### Recorded data
<<<<

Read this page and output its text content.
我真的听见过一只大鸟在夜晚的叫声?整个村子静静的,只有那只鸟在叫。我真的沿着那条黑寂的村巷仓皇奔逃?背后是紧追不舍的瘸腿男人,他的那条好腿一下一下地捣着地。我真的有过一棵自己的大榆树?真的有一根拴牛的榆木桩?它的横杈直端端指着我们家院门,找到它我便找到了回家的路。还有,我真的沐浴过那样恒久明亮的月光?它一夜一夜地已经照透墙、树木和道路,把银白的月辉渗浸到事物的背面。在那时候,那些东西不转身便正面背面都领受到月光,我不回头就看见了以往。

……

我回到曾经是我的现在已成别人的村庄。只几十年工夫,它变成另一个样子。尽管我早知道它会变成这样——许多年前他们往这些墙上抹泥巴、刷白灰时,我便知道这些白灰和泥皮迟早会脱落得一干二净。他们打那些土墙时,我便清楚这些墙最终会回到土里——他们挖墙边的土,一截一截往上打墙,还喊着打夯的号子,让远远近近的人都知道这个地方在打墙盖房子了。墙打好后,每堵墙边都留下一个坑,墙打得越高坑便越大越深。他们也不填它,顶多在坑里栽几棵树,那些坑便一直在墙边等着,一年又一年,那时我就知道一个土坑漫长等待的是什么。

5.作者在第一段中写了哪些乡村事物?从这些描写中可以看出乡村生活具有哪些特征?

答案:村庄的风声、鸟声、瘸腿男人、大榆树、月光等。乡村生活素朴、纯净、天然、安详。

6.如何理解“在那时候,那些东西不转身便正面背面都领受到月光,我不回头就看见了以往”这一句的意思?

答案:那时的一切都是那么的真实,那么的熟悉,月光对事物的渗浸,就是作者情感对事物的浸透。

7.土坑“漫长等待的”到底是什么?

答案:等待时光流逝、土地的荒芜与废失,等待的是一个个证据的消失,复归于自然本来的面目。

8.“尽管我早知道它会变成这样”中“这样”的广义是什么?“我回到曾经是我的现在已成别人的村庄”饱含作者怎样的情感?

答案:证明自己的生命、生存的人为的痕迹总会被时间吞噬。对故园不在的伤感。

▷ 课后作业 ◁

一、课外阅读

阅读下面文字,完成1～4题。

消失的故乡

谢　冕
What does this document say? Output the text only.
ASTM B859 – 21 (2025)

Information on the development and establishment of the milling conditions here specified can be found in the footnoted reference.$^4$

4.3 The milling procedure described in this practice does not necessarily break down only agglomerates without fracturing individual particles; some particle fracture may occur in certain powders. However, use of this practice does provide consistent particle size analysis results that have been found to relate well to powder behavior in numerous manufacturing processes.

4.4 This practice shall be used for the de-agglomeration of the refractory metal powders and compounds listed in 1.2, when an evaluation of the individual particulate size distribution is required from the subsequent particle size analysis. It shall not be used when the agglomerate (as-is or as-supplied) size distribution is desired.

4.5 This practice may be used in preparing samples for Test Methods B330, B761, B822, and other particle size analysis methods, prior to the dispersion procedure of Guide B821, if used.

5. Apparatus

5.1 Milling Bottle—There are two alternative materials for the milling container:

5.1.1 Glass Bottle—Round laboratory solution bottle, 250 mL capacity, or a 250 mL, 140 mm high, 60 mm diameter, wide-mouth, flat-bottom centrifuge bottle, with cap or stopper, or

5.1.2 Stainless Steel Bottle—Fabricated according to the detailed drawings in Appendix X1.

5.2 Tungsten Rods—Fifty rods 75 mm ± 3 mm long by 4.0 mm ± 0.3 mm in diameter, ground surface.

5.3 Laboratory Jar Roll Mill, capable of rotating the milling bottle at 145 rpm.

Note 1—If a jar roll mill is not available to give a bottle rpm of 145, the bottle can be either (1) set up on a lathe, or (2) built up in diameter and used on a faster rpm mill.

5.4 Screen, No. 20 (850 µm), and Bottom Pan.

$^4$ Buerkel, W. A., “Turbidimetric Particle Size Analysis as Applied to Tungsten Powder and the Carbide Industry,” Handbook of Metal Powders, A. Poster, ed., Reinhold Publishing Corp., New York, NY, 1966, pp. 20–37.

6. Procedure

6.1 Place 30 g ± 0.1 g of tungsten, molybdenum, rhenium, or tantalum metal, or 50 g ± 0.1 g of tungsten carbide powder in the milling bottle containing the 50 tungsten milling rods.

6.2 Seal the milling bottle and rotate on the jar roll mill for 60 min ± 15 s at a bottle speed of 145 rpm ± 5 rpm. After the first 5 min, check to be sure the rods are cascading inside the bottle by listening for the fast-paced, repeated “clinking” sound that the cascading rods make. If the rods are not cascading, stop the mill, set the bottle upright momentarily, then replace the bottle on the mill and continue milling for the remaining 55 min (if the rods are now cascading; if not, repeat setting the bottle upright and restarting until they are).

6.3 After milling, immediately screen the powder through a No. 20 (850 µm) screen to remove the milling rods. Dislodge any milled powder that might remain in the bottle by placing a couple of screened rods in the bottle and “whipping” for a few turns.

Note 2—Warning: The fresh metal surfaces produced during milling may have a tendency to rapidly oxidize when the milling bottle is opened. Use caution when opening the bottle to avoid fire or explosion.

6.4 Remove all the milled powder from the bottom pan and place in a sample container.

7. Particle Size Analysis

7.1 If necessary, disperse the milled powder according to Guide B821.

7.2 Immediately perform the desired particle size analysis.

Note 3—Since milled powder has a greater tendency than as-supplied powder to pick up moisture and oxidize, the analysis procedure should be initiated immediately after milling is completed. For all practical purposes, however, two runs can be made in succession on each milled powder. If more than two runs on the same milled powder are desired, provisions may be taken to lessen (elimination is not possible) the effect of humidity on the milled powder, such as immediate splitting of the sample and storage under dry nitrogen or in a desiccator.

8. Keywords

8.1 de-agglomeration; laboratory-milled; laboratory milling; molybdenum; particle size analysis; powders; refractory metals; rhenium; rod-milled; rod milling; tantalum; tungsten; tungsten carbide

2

>>>>

Pull every line containing "supplied" out of the records.

4.4 This practice shall be used for the de-agglomeration of the refractory metal powders and compounds listed in 1.2, when an evaluation of the individual particulate size distribution is required from the subsequent particle size analysis. It shall not be used when the agglomerate (as-is or as-supplied) size distribution is desired.
Note 3—Since milled powder has a greater tendency than as-supplied powder to pick up moisture and oxidize, the analysis procedure should be initiated immediately after milling is completed. For all practical purposes, however, two runs can be made in succession on each milled powder. If more than two runs on the same milled powder are desired, provisions may be taken to lessen (elimination is not possible) the effect of humidity on the milled powder, such as immediate splitting of the sample and storage under dry nitrogen or in a desiccator.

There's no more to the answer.